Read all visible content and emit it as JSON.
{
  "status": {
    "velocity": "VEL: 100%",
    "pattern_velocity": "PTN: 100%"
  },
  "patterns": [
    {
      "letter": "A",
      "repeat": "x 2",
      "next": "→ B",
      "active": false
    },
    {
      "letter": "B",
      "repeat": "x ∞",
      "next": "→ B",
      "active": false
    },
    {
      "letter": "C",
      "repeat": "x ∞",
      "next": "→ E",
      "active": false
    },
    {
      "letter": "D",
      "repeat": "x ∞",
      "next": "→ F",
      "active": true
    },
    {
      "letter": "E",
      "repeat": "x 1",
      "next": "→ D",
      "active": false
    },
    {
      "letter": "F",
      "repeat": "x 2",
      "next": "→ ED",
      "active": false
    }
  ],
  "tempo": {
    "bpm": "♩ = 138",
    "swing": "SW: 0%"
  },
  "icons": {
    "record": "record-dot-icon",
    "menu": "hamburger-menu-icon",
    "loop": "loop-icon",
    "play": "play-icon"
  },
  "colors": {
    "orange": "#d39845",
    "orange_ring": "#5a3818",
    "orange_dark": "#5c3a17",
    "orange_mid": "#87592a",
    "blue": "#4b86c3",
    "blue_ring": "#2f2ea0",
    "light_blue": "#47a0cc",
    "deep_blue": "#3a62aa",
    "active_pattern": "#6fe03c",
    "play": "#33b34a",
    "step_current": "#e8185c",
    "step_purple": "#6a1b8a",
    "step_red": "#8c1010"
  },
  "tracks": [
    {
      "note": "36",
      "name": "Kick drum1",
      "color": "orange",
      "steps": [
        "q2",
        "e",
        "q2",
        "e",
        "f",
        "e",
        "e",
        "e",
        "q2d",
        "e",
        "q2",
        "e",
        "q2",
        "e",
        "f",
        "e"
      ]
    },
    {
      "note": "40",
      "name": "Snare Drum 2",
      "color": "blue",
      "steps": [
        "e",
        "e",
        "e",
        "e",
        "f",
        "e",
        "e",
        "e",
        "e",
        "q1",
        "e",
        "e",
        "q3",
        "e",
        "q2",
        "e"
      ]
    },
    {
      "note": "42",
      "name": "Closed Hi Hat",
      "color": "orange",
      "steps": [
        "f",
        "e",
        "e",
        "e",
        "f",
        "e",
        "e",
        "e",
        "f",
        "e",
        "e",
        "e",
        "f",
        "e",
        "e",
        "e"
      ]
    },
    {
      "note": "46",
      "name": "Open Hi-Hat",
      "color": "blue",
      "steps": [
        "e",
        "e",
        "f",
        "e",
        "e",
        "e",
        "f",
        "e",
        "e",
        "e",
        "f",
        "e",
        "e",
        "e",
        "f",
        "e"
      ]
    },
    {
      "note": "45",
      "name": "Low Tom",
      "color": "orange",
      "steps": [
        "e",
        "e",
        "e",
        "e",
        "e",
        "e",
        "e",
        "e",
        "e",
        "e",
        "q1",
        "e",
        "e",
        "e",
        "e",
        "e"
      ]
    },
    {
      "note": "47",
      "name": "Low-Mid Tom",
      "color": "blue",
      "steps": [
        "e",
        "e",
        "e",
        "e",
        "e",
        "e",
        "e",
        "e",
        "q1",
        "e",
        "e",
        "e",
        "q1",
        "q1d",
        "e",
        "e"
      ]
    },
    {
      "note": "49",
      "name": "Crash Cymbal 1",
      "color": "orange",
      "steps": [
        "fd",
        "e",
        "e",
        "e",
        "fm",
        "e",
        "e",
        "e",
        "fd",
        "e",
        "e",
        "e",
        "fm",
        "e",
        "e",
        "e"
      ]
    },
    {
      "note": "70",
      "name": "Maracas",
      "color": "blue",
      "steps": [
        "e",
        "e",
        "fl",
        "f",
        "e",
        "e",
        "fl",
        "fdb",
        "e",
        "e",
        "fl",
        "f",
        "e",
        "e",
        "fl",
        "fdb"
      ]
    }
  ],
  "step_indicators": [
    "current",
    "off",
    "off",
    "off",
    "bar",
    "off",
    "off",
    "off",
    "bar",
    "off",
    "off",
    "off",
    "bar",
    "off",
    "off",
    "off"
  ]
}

Problem: Repeat the material word for word, in full.

Solved exercise:
Read all visible content and emit it as JSON.
{
  "status": {
    "velocity": "VEL: 100%",
    "pattern_velocity": "PTN: 100%"
  },
  "patterns": [
    {
      "letter": "A",
      "repeat": "x 2",
      "next": "→ B",
      "active": false
    },
    {
      "letter": "B",
      "repeat": "x ∞",
      "next": "→ B",
      "active": false
    },
    {
      "letter": "C",
      "repeat": "x ∞",
      "next": "→ E",
      "active": false
    },
    {
      "letter": "D",
      "repeat": "x ∞",
      "next": "→ F",
      "active": true
    },
    {
      "letter": "E",
      "repeat": "x 1",
      "next": "→ D",
      "active": false
    },
    {
      "letter": "F",
      "repeat": "x 2",
      "next": "→ ED",
      "active": false
    }
  ],
  "tempo": {
    "bpm": "♩ = 138",
    "swing": "SW: 0%"
  },
  "icons": {
    "record": "record-dot-icon",
    "menu": "hamburger-menu-icon",
    "loop": "loop-icon",
    "play": "play-icon"
  },
  "colors": {
    "orange": "#d39845",
    "orange_ring": "#5a3818",
    "orange_dark": "#5c3a17",
    "orange_mid": "#87592a",
    "blue": "#4b86c3",
    "blue_ring": "#2f2ea0",
    "light_blue": "#47a0cc",
    "deep_blue": "#3a62aa",
    "active_pattern": "#6fe03c",
    "play": "#33b34a",
    "step_current": "#e8185c",
    "step_purple": "#6a1b8a",
    "step_red": "#8c1010"
  },
  "tracks": [
    {
      "note": "36",
      "name": "Kick drum1",
      "color": "orange",
      "steps": [
        "q2",
        "e",
        "q2",
        "e",
        "f",
        "e",
        "e",
        "e",
        "q2d",
        "e",
        "q2",
        "e",
        "q2",
        "e",
        "f",
        "e"
      ]
    },
    {
      "note": "40",
      "name": "Snare Drum 2",
      "color": "blue",
      "steps": [
        "e",
        "e",
        "e",
        "e",
        "f",
        "e",
        "e",
        "e",
        "e",
        "q1",
        "e",
        "e",
        "q3",
        "e",
        "q2",
        "e"
      ]
    },
    {
      "note": "42",
      "name": "Closed Hi Hat",
      "color": "orange",
      "steps": [
        "f",
        "e",
        "e",
        "e",
        "f",
        "e",
        "e",
        "e",
        "f",
        "e",
        "e",
        "e",
        "f",
        "e",
        "e",
        "e"
      ]
    },
    {
      "note": "46",
      "name": "Open Hi-Hat",
      "color": "blue",
      "steps": [
        "e",
        "e",
        "f",
        "e",
        "e",
        "e",
        "f",
        "e",
        "e",
        "e",
        "f",
        "e",
        "e",
        "e",
        "f",
        "e"
      ]
    },
    {
      "note": "45",
      "name": "Low Tom",
      "color": "orange",
      "steps": [
        "e",
        "e",
        "e",
        "e",
        "e",
        "e",
        "e",
        "e",
        "e",
        "e",
        "q1",
        "e",
        "e",
        "e",
        "e",
        "e"
      ]
    },
    {
      "note": "47",
      "name": "Low-Mid Tom",
      "color": "blue",
      "steps": [
        "e",
        "e",
        "e",
        "e",
        "e",
        "e",
        "e",
        "e",
        "q1",
        "e",
        "e",
        "e",
        "q1",
        "q1d",
        "e",
        "e"
      ]
    },
    {
      "note": "49",
      "name": "Crash Cymbal 1",
      "color": "orange",
      "steps": [
        "fd",
        "e",
        "e",
        "e",
        "fm",
        "e",
        "e",
        "e",
        "fd",
        "e",
        "e",
        "e",
        "fm",
        "e",
        "e",
        "e"
      ]
    },
    {
      "note": "70",
      "name": "Maracas",
      "color": "blue",
      "steps": [
        "e",
        "e",
        "fl",
        "f",
        "e",
        "e",
        "fl",
        "fdb",
        "e",
        "e",
        "fl",
        "f",
        "e",
        "e",
        "fl",
        "fdb"
      ]
    }
  ],
  "step_indicators": [
    "current",
    "off",
    "off",
    "off",
    "bar",
    "off",
    "off",
    "off",
    "bar",
    "off",
    "off",
    "off",
    "bar",
    "off",
    "off",
    "off"
  ]
}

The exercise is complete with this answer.